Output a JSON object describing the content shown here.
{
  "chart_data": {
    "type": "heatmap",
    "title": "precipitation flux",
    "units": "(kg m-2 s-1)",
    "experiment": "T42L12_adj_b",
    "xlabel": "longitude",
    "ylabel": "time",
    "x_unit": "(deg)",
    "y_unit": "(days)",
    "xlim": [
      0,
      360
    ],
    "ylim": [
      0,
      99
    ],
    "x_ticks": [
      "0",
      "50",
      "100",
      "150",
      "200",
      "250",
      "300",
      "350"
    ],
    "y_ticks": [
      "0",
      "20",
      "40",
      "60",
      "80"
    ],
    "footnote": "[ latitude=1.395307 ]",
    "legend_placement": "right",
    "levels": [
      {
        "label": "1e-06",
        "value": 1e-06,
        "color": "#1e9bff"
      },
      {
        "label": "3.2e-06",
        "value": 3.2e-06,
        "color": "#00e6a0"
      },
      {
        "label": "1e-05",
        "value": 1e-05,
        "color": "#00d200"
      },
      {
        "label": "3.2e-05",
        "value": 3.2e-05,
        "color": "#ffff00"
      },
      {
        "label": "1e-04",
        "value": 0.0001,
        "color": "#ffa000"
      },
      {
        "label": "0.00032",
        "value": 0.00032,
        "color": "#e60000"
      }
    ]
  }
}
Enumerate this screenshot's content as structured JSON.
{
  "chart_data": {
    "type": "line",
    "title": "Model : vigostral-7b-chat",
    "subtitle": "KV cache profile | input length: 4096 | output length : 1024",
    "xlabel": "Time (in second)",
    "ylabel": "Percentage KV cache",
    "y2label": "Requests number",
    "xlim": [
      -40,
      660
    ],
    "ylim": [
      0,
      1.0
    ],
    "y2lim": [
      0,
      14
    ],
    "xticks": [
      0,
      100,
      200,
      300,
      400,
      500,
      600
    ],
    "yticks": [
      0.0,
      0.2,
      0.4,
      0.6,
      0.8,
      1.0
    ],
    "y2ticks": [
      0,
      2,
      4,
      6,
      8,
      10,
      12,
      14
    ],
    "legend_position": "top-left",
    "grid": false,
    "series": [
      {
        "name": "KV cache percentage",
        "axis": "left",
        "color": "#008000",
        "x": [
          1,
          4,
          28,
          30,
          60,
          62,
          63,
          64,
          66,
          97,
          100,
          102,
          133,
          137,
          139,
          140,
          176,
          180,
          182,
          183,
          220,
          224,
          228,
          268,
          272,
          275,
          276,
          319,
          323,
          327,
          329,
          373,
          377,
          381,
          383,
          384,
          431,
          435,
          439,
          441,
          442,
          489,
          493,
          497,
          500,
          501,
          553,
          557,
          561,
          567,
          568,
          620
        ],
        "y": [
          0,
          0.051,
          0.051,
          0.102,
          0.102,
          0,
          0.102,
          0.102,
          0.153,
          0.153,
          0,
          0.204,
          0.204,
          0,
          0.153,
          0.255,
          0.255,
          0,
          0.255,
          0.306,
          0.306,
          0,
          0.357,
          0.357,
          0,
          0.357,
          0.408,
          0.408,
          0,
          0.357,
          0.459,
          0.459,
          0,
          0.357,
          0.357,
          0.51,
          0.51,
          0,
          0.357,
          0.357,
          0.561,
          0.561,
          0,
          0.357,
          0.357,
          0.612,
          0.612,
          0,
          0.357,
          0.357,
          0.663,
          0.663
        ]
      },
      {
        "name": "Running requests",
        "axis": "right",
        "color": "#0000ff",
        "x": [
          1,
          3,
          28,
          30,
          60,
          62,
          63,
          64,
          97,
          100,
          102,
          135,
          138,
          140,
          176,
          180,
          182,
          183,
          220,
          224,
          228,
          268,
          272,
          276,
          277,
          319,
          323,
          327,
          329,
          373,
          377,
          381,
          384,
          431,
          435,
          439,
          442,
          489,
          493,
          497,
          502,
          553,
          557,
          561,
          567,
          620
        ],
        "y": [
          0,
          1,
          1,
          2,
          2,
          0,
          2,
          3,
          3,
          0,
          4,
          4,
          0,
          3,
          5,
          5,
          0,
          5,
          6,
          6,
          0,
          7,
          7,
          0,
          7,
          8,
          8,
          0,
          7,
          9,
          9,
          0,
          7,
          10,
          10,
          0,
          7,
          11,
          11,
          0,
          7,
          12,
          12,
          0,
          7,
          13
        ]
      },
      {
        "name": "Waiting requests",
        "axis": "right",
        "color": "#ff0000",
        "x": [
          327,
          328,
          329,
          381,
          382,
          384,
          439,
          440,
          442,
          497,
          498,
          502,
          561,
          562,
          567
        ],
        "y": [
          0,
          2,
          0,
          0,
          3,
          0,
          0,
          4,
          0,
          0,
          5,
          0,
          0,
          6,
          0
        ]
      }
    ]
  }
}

•••••

## The request
The whole listing above needs to be written out again exactly.

## Task output
Output a JSON object describing the content shown here.
{
  "chart_data": {
    "type": "heatmap",
    "title": "precipitation flux",
    "units": "(kg m-2 s-1)",
    "experiment": "T42L12_adj_b",
    "xlabel": "longitude",
    "ylabel": "time",
    "x_unit": "(deg)",
    "y_unit": "(days)",
    "xlim": [
      0,
      360
    ],
    "ylim": [
      0,
      99
    ],
    "x_ticks": [
      "0",
      "50",
      "100",
      "150",
      "200",
      "250",
      "300",
      "350"
    ],
    "y_ticks": [
      "0",
      "20",
      "40",
      "60",
      "80"
    ],
    "footnote": "[ latitude=1.395307 ]",
    "legend_placement": "right",
    "levels": [
      {
        "label": "1e-06",
        "value": 1e-06,
        "color": "#1e9bff"
      },
      {
        "label": "3.2e-06",
        "value": 3.2e-06,
        "color": "#00e6a0"
      },
      {
        "label": "1e-05",
        "value": 1e-05,
        "color": "#00d200"
      },
      {
        "label": "3.2e-05",
        "value": 3.2e-05,
        "color": "#ffff00"
      },
      {
        "label": "1e-04",
        "value": 0.0001,
        "color": "#ffa000"
      },
      {
        "label": "0.00032",
        "value": 0.00032,
        "color": "#e60000"
      }
    ]
  }
}
Enumerate this screenshot's content as structured JSON.
{
  "chart_data": {
    "type": "line",
    "title": "Model : vigostral-7b-chat",
    "subtitle": "KV cache profile | input length: 4096 | output length : 1024",
    "xlabel": "Time (in second)",
    "ylabel": "Percentage KV cache",
    "y2label": "Requests number",
    "xlim": [
      -40,
      660
    ],
    "ylim": [
      0,
      1.0
    ],
    "y2lim": [
      0,
      14
    ],
    "xticks": [
      0,
      100,
      200,
      300,
      400,
      500,
      600
    ],
    "yticks": [
      0.0,
      0.2,
      0.4,
      0.6,
      0.8,
      1.0
    ],
    "y2ticks": [
      0,
      2,
      4,
      6,
      8,
      10,
      12,
      14
    ],
    "legend_position": "top-left",
    "grid": false,
    "series": [
      {
        "name": "KV cache percentage",
        "axis": "left",
        "color": "#008000",
        "x": [
          1,
          4,
          28,
          30,
          60,
          62,
          63,
          64,
          66,
          97,
          100,
          102,
          133,
          137,
          139,
          140,
          176,
          180,
          182,
          183,
          220,
          224,
          228,
          268,
          272,
          275,
          276,
          319,
          323,
          327,
          329,
          373,
          377,
          381,
          383,
          384,
          431,
          435,
          439,
          441,
          442,
          489,
          493,
          497,
          500,
          501,
          553,
          557,
          561,
          567,
          568,
          620
        ],
        "y": [
          0,
          0.051,
          0.051,
          0.102,
          0.102,
          0,
          0.102,
          0.102,
          0.153,
          0.153,
          0,
          0.204,
          0.204,
          0,
          0.153,
          0.255,
          0.255,
          0,
          0.255,
          0.306,
          0.306,
          0,
          0.357,
          0.357,
          0,
          0.357,
          0.408,
          0.408,
          0,
          0.357,
          0.459,
          0.459,
          0,
          0.357,
          0.357,
          0.51,
          0.51,
          0,
          0.357,
          0.357,
          0.561,
          0.561,
          0,
          0.357,
          0.357,
          0.612,
          0.612,
          0,
          0.357,
          0.357,
          0.663,
          0.663
        ]
      },
      {
        "name": "Running requests",
        "axis": "right",
        "color": "#0000ff",
        "x": [
          1,
          3,
          28,
          30,
          60,
          62,
          63,
          64,
          97,
          100,
          102,
          135,
          138,
          140,
          176,
          180,
          182,
          183,
          220,
          224,
          228,
          268,
          272,
          276,
          277,
          319,
          323,
          327,
          329,
          373,
          377,
          381,
          384,
          431,
          435,
          439,
          442,
          489,
          493,
          497,
          502,
          553,
          557,
          561,
          567,
          620
        ],
        "y": [
          0,
          1,
          1,
          2,
          2,
          0,
          2,
          3,
          3,
          0,
          4,
          4,
          0,
          3,
          5,
          5,
          0,
          5,
          6,
          6,
          0,
          7,
          7,
          0,
          7,
          8,
          8,
          0,
          7,
          9,
          9,
          0,
          7,
          10,
          10,
          0,
          7,
          11,
          11,
          0,
          7,
          12,
          12,
          0,
          7,
          13
        ]
      },
      {
        "name": "Waiting requests",
        "axis": "right",
        "color": "#ff0000",
        "x": [
          327,
          328,
          329,
          381,
          382,
          384,
          439,
          440,
          442,
          497,
          498,
          502,
          561,
          562,
          567
        ],
        "y": [
          0,
          2,
          0,
          0,
          3,
          0,
          0,
          4,
          0,
          0,
          5,
          0,
          0,
          6,
          0
        ]
      }
    ]
  }
}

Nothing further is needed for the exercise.